[Aim of the exercise]: Each line of the listing that contains the word "подписоты" is to be copied.

----------------

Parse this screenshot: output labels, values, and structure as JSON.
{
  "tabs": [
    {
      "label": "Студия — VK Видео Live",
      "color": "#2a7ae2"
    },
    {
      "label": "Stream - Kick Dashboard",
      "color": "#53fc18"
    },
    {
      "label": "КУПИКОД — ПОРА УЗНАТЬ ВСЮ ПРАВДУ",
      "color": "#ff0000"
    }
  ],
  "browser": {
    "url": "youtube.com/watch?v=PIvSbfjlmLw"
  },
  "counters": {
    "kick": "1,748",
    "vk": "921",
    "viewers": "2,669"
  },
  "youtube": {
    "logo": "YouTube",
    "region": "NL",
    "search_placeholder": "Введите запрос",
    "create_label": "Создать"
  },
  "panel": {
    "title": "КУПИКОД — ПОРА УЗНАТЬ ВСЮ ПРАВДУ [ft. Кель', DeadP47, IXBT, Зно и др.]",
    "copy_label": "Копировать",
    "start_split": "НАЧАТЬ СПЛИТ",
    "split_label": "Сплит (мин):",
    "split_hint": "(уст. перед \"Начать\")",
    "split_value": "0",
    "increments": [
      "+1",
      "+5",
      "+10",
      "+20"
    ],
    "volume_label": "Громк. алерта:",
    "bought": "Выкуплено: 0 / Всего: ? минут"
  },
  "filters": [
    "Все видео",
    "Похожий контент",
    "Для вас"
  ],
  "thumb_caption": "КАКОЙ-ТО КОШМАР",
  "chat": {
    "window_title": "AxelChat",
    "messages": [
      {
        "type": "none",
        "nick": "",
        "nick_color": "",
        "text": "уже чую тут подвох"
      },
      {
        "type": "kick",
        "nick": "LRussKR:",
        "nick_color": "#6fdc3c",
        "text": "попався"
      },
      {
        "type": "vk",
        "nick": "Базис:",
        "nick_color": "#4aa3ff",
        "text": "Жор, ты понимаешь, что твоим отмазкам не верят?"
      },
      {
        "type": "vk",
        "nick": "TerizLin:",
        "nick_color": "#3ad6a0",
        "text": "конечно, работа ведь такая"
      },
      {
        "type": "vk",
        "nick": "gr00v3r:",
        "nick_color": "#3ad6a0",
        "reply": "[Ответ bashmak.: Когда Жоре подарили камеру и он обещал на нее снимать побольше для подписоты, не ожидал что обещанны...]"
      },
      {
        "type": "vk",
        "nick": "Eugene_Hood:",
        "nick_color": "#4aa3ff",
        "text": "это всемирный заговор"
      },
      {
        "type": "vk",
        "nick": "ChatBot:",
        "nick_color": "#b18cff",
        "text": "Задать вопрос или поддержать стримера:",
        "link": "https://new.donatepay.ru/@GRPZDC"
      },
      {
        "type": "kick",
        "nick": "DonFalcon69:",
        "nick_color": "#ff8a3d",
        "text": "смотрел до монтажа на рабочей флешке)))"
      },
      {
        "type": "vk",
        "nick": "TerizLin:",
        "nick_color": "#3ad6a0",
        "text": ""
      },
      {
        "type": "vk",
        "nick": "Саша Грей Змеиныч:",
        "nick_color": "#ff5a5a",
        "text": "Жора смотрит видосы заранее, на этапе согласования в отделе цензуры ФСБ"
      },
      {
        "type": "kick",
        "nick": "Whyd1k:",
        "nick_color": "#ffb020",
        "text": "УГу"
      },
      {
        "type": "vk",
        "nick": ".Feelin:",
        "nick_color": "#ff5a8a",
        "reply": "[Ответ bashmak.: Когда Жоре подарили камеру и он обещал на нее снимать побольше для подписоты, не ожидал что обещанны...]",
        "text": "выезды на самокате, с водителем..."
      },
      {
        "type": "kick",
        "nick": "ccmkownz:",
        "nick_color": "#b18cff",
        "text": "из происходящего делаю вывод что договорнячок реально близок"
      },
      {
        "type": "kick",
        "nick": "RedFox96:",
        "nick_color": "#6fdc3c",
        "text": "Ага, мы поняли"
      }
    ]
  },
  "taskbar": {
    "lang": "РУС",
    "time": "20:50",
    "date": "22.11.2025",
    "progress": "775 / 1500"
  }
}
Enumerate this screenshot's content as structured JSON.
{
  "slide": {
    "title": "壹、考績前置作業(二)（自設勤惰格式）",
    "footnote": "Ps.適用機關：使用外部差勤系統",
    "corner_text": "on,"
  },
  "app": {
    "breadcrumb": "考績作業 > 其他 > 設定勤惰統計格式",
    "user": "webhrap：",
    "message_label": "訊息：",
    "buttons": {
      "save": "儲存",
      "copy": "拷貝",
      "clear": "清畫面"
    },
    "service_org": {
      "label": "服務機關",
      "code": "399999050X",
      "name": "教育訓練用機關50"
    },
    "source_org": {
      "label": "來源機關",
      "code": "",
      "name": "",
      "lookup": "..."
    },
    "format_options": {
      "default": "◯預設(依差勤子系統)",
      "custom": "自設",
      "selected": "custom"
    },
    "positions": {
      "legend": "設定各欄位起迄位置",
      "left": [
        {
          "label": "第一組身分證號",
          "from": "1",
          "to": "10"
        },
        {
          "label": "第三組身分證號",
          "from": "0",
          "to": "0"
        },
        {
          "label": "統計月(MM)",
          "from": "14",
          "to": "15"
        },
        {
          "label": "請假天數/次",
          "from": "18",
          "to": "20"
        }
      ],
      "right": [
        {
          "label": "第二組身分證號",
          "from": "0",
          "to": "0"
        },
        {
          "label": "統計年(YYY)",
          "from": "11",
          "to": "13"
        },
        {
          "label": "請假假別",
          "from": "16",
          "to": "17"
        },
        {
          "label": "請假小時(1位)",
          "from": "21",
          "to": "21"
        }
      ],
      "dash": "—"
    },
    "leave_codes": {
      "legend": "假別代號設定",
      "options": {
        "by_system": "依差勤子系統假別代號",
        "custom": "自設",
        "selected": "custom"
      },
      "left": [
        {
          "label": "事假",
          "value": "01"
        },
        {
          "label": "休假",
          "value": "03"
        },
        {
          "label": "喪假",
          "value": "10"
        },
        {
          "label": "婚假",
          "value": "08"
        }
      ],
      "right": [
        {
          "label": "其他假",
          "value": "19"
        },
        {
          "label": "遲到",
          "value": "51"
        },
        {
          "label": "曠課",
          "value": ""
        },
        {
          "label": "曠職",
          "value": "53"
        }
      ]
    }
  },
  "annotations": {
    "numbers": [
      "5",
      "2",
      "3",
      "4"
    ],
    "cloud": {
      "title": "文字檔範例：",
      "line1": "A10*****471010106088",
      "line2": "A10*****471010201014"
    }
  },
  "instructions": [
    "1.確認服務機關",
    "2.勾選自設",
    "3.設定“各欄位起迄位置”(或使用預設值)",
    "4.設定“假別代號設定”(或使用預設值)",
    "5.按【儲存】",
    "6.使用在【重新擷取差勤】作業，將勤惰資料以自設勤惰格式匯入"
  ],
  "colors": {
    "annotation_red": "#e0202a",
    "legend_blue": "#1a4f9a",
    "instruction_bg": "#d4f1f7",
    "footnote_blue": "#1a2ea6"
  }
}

----------------

[Right answer]:
        "reply": "[Ответ bashmak.: Когда Жоре подарили камеру и он обещал на нее снимать побольше для подписоты, не ожидал что обещанны...]"
        "reply": "[Ответ bashmak.: Когда Жоре подарили камеру и он обещал на нее снимать побольше для подписоты, не ожидал что обещанны...]",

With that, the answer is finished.